§ **Instructions to follow**
Reproduce the listing that follows with no differences at all.

§ **Records**
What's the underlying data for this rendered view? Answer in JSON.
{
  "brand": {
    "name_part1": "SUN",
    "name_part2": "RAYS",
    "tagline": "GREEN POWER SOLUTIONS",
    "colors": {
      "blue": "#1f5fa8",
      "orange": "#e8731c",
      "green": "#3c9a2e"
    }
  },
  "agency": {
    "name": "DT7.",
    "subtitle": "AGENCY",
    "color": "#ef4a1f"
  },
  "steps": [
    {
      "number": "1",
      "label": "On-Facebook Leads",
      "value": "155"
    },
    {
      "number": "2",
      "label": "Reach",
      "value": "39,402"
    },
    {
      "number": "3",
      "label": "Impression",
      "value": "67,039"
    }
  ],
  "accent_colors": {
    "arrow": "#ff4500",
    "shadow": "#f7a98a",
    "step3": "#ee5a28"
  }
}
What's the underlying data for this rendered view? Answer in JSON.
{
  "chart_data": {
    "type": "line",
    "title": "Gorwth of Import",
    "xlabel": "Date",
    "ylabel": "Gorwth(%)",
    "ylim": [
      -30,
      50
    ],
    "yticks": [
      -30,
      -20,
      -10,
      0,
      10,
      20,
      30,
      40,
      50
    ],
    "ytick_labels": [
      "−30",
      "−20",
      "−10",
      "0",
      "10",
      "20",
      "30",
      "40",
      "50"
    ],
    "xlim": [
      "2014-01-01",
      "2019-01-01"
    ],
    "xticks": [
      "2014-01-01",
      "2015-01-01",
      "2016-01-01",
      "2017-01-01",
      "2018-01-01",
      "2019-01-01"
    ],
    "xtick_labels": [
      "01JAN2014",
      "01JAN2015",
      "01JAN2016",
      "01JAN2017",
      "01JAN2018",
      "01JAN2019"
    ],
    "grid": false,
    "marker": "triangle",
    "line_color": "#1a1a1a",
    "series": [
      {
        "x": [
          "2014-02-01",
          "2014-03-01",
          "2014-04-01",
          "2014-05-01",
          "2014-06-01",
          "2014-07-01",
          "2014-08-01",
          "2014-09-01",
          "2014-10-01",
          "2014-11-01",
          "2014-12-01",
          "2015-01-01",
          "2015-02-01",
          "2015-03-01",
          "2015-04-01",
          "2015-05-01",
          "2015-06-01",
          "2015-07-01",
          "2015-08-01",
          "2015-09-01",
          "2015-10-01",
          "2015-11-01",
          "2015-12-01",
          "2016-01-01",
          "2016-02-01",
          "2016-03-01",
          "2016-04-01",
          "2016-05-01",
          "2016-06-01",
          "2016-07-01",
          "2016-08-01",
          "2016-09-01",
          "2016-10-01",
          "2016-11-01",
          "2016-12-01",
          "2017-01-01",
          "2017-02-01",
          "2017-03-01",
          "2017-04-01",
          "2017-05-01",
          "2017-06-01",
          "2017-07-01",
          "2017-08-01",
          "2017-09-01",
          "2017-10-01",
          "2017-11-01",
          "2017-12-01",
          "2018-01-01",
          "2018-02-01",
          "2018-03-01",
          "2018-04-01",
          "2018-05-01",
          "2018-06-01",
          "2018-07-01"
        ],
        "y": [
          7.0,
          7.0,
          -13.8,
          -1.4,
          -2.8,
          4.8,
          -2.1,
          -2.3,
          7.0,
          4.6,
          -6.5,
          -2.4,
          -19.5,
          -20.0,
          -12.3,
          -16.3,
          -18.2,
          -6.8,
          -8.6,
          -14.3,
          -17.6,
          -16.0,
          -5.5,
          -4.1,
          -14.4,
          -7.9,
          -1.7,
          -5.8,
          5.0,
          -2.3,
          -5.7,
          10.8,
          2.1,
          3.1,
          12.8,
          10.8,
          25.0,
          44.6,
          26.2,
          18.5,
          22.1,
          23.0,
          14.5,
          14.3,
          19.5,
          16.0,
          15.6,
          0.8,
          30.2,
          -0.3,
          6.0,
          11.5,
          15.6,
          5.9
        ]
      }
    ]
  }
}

§ **Solution to this exercise**
What's the underlying data for this rendered view? Answer in JSON.
{
  "brand": {
    "name_part1": "SUN",
    "name_part2": "RAYS",
    "tagline": "GREEN POWER SOLUTIONS",
    "colors": {
      "blue": "#1f5fa8",
      "orange": "#e8731c",
      "green": "#3c9a2e"
    }
  },
  "agency": {
    "name": "DT7.",
    "subtitle": "AGENCY",
    "color": "#ef4a1f"
  },
  "steps": [
    {
      "number": "1",
      "label": "On-Facebook Leads",
      "value": "155"
    },
    {
      "number": "2",
      "label": "Reach",
      "value": "39,402"
    },
    {
      "number": "3",
      "label": "Impression",
      "value": "67,039"
    }
  ],
  "accent_colors": {
    "arrow": "#ff4500",
    "shadow": "#f7a98a",
    "step3": "#ee5a28"
  }
}
What's the underlying data for this rendered view? Answer in JSON.
{
  "chart_data": {
    "type": "line",
    "title": "Gorwth of Import",
    "xlabel": "Date",
    "ylabel": "Gorwth(%)",
    "ylim": [
      -30,
      50
    ],
    "yticks": [
      -30,
      -20,
      -10,
      0,
      10,
      20,
      30,
      40,
      50
    ],
    "ytick_labels": [
      "−30",
      "−20",
      "−10",
      "0",
      "10",
      "20",
      "30",
      "40",
      "50"
    ],
    "xlim": [
      "2014-01-01",
      "2019-01-01"
    ],
    "xticks": [
      "2014-01-01",
      "2015-01-01",
      "2016-01-01",
      "2017-01-01",
      "2018-01-01",
      "2019-01-01"
    ],
    "xtick_labels": [
      "01JAN2014",
      "01JAN2015",
      "01JAN2016",
      "01JAN2017",
      "01JAN2018",
      "01JAN2019"
    ],
    "grid": false,
    "marker": "triangle",
    "line_color": "#1a1a1a",
    "series": [
      {
        "x": [
          "2014-02-01",
          "2014-03-01",
          "2014-04-01",
          "2014-05-01",
          "2014-06-01",
          "2014-07-01",
          "2014-08-01",
          "2014-09-01",
          "2014-10-01",
          "2014-11-01",
          "2014-12-01",
          "2015-01-01",
          "2015-02-01",
          "2015-03-01",
          "2015-04-01",
          "2015-05-01",
          "2015-06-01",
          "2015-07-01",
          "2015-08-01",
          "2015-09-01",
          "2015-10-01",
          "2015-11-01",
          "2015-12-01",
          "2016-01-01",
          "2016-02-01",
          "2016-03-01",
          "2016-04-01",
          "2016-05-01",
          "2016-06-01",
          "2016-07-01",
          "2016-08-01",
          "2016-09-01",
          "2016-10-01",
          "2016-11-01",
          "2016-12-01",
          "2017-01-01",
          "2017-02-01",
          "2017-03-01",
          "2017-04-01",
          "2017-05-01",
          "2017-06-01",
          "2017-07-01",
          "2017-08-01",
          "2017-09-01",
          "2017-10-01",
          "2017-11-01",
          "2017-12-01",
          "2018-01-01",
          "2018-02-01",
          "2018-03-01",
          "2018-04-01",
          "2018-05-01",
          "2018-06-01",
          "2018-07-01"
        ],
        "y": [
          7.0,
          7.0,
          -13.8,
          -1.4,
          -2.8,
          4.8,
          -2.1,
          -2.3,
          7.0,
          4.6,
          -6.5,
          -2.4,
          -19.5,
          -20.0,
          -12.3,
          -16.3,
          -18.2,
          -6.8,
          -8.6,
          -14.3,
          -17.6,
          -16.0,
          -5.5,
          -4.1,
          -14.4,
          -7.9,
          -1.7,
          -5.8,
          5.0,
          -2.3,
          -5.7,
          10.8,
          2.1,
          3.1,
          12.8,
          10.8,
          25.0,
          44.6,
          26.2,
          18.5,
          22.1,
          23.0,
          14.5,
          14.3,
          19.5,
          16.0,
          15.6,
          0.8,
          30.2,
          -0.3,
          6.0,
          11.5,
          15.6,
          5.9
        ]
      }
    ]
  }
}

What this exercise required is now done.